**INSTRUCTIONS FOR THE TASK:**
Collect from the data below each line with "długość".

**DATASET:**
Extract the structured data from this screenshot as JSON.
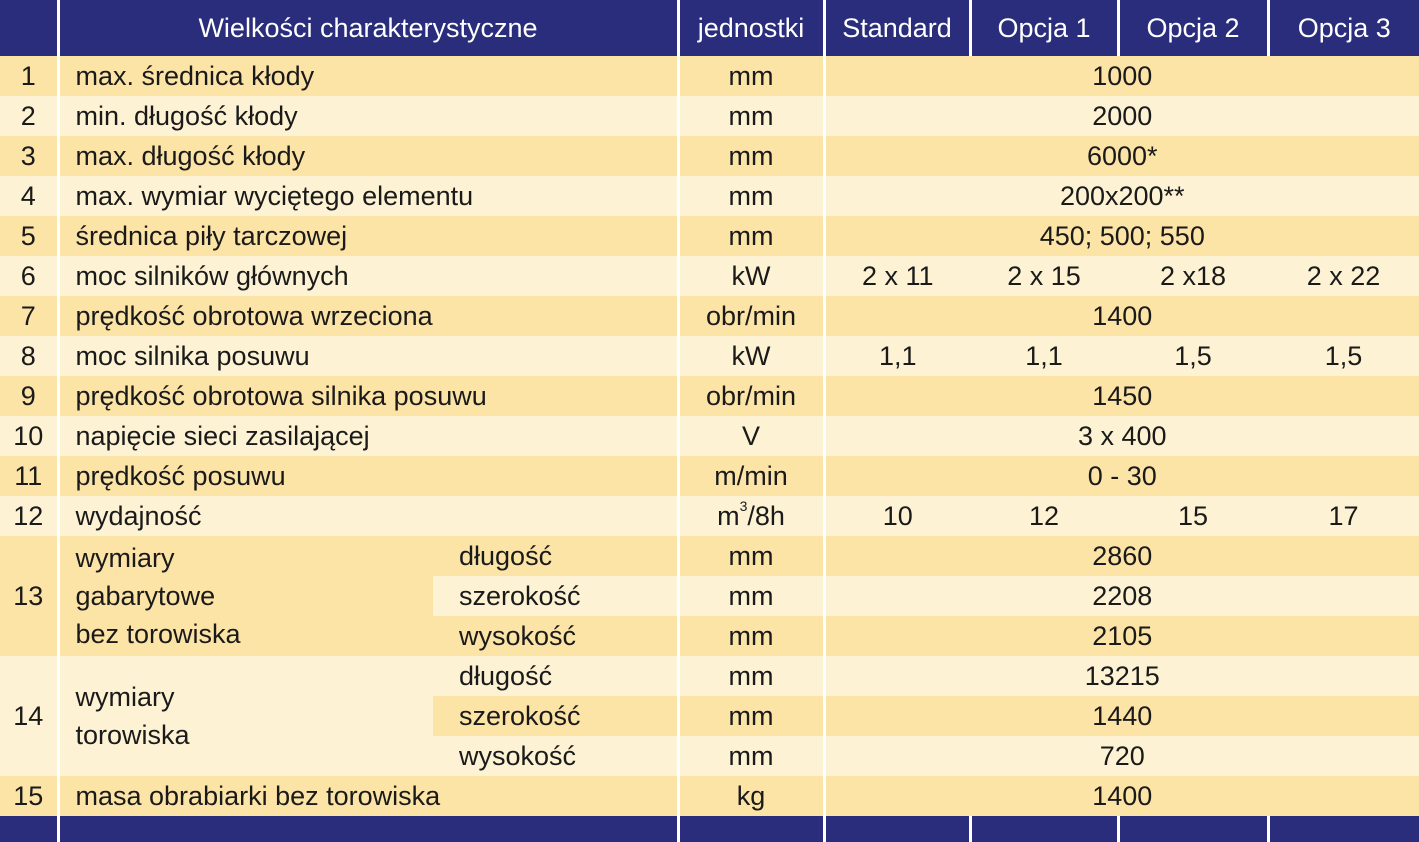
{
  "header": {
    "col_param": "Wielkości charakterystyczne",
    "col_unit": "jednostki",
    "col_standard": "Standard",
    "col_opt1": "Opcja 1",
    "col_opt2": "Opcja 2",
    "col_opt3": "Opcja 3"
  },
  "rows": [
    {
      "num": "1",
      "label": "max. średnica kłody",
      "unit": "mm",
      "value": "1000"
    },
    {
      "num": "2",
      "label": "min. długość kłody",
      "unit": "mm",
      "value": "2000"
    },
    {
      "num": "3",
      "label": "max. długość kłody",
      "unit": "mm",
      "value": "6000*"
    },
    {
      "num": "4",
      "label": "max. wymiar wyciętego elementu",
      "unit": "mm",
      "value": "200x200**"
    },
    {
      "num": "5",
      "label": "średnica piły tarczowej",
      "unit": "mm",
      "value": "450; 500; 550"
    },
    {
      "num": "6",
      "label": "moc silników głównych",
      "unit": "kW",
      "values": [
        "2 x 11",
        "2 x 15",
        "2 x18",
        "2 x 22"
      ]
    },
    {
      "num": "7",
      "label": "prędkość obrotowa wrzeciona",
      "unit": "obr/min",
      "value": "1400"
    },
    {
      "num": "8",
      "label": "moc silnika posuwu",
      "unit": "kW",
      "values": [
        "1,1",
        "1,1",
        "1,5",
        "1,5"
      ]
    },
    {
      "num": "9",
      "label": "prędkość obrotowa silnika posuwu",
      "unit": "obr/min",
      "value": "1450"
    },
    {
      "num": "10",
      "label": "napięcie sieci zasilającej",
      "unit": "V",
      "value": "3 x 400"
    },
    {
      "num": "11",
      "label": "prędkość posuwu",
      "unit": "m/min",
      "value": "0 - 30"
    },
    {
      "num": "12",
      "label": "wydajność",
      "unit_base": "m",
      "unit_sup": "3",
      "unit_rest": "/8h",
      "values": [
        "10",
        "12",
        "15",
        "17"
      ]
    }
  ],
  "group13": {
    "num": "13",
    "label_lines": [
      "wymiary",
      "gabarytowe",
      "bez torowiska"
    ],
    "subrows": [
      {
        "sub": "długość",
        "unit": "mm",
        "value": "2860"
      },
      {
        "sub": "szerokość",
        "unit": "mm",
        "value": "2208"
      },
      {
        "sub": "wysokość",
        "unit": "mm",
        "value": "2105"
      }
    ]
  },
  "group14": {
    "num": "14",
    "label_lines": [
      "wymiary",
      "torowiska"
    ],
    "subrows": [
      {
        "sub": "długość",
        "unit": "mm",
        "value": "13215"
      },
      {
        "sub": "szerokość",
        "unit": "mm",
        "value": "1440"
      },
      {
        "sub": "wysokość",
        "unit": "mm",
        "value": "720"
      }
    ]
  },
  "row15": {
    "num": "15",
    "label": "masa obrabiarki bez torowiska",
    "unit": "kg",
    "value": "1400"
  },
  "colors": {
    "header_bg": "#2a2c7c",
    "row_dark": "#fce3a6",
    "row_light": "#fdf2d3",
    "header_text": "#ffffff"
  }
}
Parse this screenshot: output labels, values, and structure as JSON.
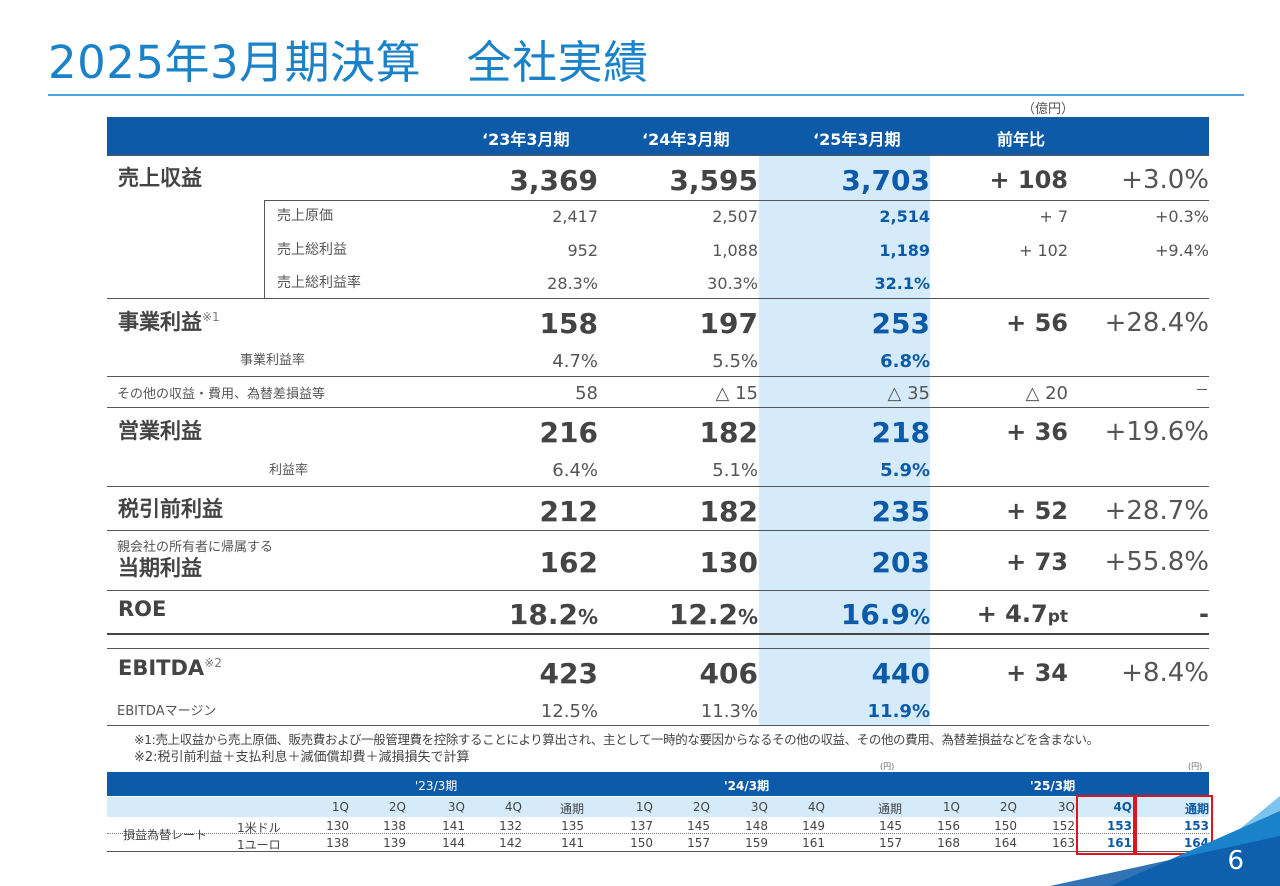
{
  "title": "2025年3月期決算　全社実績",
  "unit": "（億円）",
  "columns": [
    "‘23年3月期",
    "‘24年3月期",
    "‘25年3月期",
    "前年比"
  ],
  "rows": [
    {
      "key": "revenue",
      "label": "売上収益",
      "v": [
        "3,369",
        "3,595",
        "3,703"
      ],
      "diff": "+ 108",
      "pct": "+3.0%"
    },
    {
      "key": "cogs",
      "label": "売上原価",
      "v": [
        "2,417",
        "2,507",
        "2,514"
      ],
      "diff": "+ 7",
      "pct": "+0.3%"
    },
    {
      "key": "gross",
      "label": "売上総利益",
      "v": [
        "952",
        "1,088",
        "1,189"
      ],
      "diff": "+ 102",
      "pct": "+9.4%"
    },
    {
      "key": "gross_rate",
      "label": "売上総利益率",
      "v": [
        "28.3%",
        "30.3%",
        "32.1%"
      ]
    },
    {
      "key": "biz",
      "label": "事業利益",
      "note": "※1",
      "v": [
        "158",
        "197",
        "253"
      ],
      "diff": "+ 56",
      "pct": "+28.4%"
    },
    {
      "key": "biz_rate",
      "label": "事業利益率",
      "v": [
        "4.7%",
        "5.5%",
        "6.8%"
      ]
    },
    {
      "key": "other",
      "label": "その他の収益・費用、為替差損益等",
      "v": [
        "58",
        "△ 15",
        "△ 35"
      ],
      "diff": "△ 20",
      "pct": "－"
    },
    {
      "key": "op",
      "label": "営業利益",
      "v": [
        "216",
        "182",
        "218"
      ],
      "diff": "+ 36",
      "pct": "+19.6%"
    },
    {
      "key": "op_rate",
      "label": "利益率",
      "v": [
        "6.4%",
        "5.1%",
        "5.9%"
      ]
    },
    {
      "key": "pretax",
      "label": "税引前利益",
      "v": [
        "212",
        "182",
        "235"
      ],
      "diff": "+ 52",
      "pct": "+28.7%"
    },
    {
      "key": "net",
      "label_small": "親会社の所有者に帰属する",
      "label": "当期利益",
      "v": [
        "162",
        "130",
        "203"
      ],
      "diff": "+ 73",
      "pct": "+55.8%"
    },
    {
      "key": "roe",
      "label": "ROE",
      "v": [
        "18.2",
        "12.2",
        "16.9"
      ],
      "unit": "%",
      "diff": "+ 4.7",
      "diff_unit": "pt",
      "pct": "-"
    },
    {
      "key": "ebitda",
      "label": "EBITDA",
      "note": "※2",
      "v": [
        "423",
        "406",
        "440"
      ],
      "diff": "+ 34",
      "pct": "+8.4%"
    },
    {
      "key": "ebitda_margin",
      "label": "EBITDAマージン",
      "v": [
        "12.5%",
        "11.3%",
        "11.9%"
      ]
    }
  ],
  "notes": [
    "※1:売上収益から売上原価、販売費および一般管理費を控除することにより算出され、主として一時的な要因からなるその他の収益、その他の費用、為替差損益などを含まない。",
    "※2:税引前利益＋支払利息＋減価償却費＋減損損失で計算"
  ],
  "fx": {
    "yen_note": "(円)",
    "periods": [
      "'23/3期",
      "'24/3期",
      "'25/3期"
    ],
    "quarters": [
      "1Q",
      "2Q",
      "3Q",
      "4Q",
      "通期"
    ],
    "row_group_label": "損益為替レート",
    "rows": [
      {
        "label": "1米ドル",
        "values": [
          "130",
          "138",
          "141",
          "132",
          "135",
          "137",
          "145",
          "148",
          "149",
          "145",
          "156",
          "150",
          "152",
          "153",
          "153"
        ]
      },
      {
        "label": "1ユーロ",
        "values": [
          "138",
          "139",
          "144",
          "142",
          "141",
          "150",
          "157",
          "159",
          "161",
          "157",
          "168",
          "164",
          "163",
          "161",
          "164"
        ]
      }
    ]
  },
  "page_number": "6",
  "colors": {
    "brand": "#1a82c8",
    "header": "#0d5ba8",
    "highlight": "#d6ebfa",
    "red": "#e0141e"
  }
}
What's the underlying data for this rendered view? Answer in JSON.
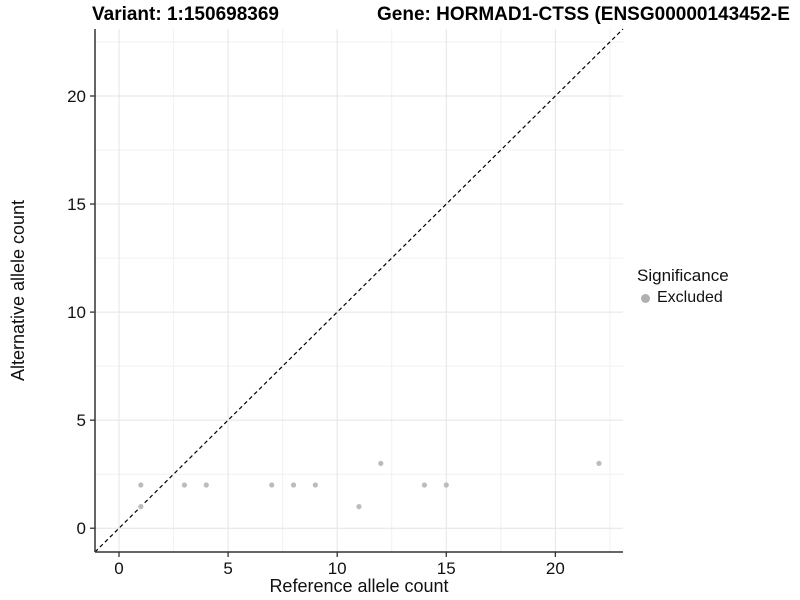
{
  "titles": {
    "variant": "Variant: 1:150698369",
    "gene": "Gene: HORMAD1-CTSS (ENSG00000143452-E"
  },
  "legend": {
    "title": "Significance",
    "items": [
      {
        "label": "Excluded",
        "color": "#b0b0b0"
      }
    ]
  },
  "chart_data": {
    "type": "scatter",
    "title": "",
    "xlabel": "Reference allele count",
    "ylabel": "Alternative allele count",
    "xlim": [
      -1.1,
      23.1
    ],
    "ylim": [
      -1.1,
      23.1
    ],
    "x_ticks": [
      0,
      5,
      10,
      15,
      20
    ],
    "y_ticks": [
      0,
      5,
      10,
      15,
      20
    ],
    "x_minor": [
      2.5,
      7.5,
      12.5,
      17.5,
      22.5
    ],
    "y_minor": [
      2.5,
      7.5,
      12.5,
      17.5,
      22.5
    ],
    "grid": "major+minor",
    "legend_position": "right",
    "identity_line": {
      "style": "dashed",
      "slope": 1,
      "intercept": 0,
      "color": "#000000"
    },
    "series": [
      {
        "name": "Excluded",
        "color": "#bcbcbc",
        "points": [
          [
            1,
            1
          ],
          [
            1,
            2
          ],
          [
            3,
            2
          ],
          [
            4,
            2
          ],
          [
            7,
            2
          ],
          [
            8,
            2
          ],
          [
            9,
            2
          ],
          [
            11,
            1
          ],
          [
            12,
            3
          ],
          [
            14,
            2
          ],
          [
            15,
            2
          ],
          [
            22,
            3
          ]
        ]
      }
    ],
    "colors": {
      "grid_major": "#e4e4e4",
      "grid_minor": "#f1f1f1",
      "axis_line": "#333333",
      "tick_text": "#111111"
    }
  }
}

**WRITTEN REPLY:**
      "label": "min. długość kłody",
      "label": "max. długość kłody",
        "sub": "długość",
        "sub": "długość",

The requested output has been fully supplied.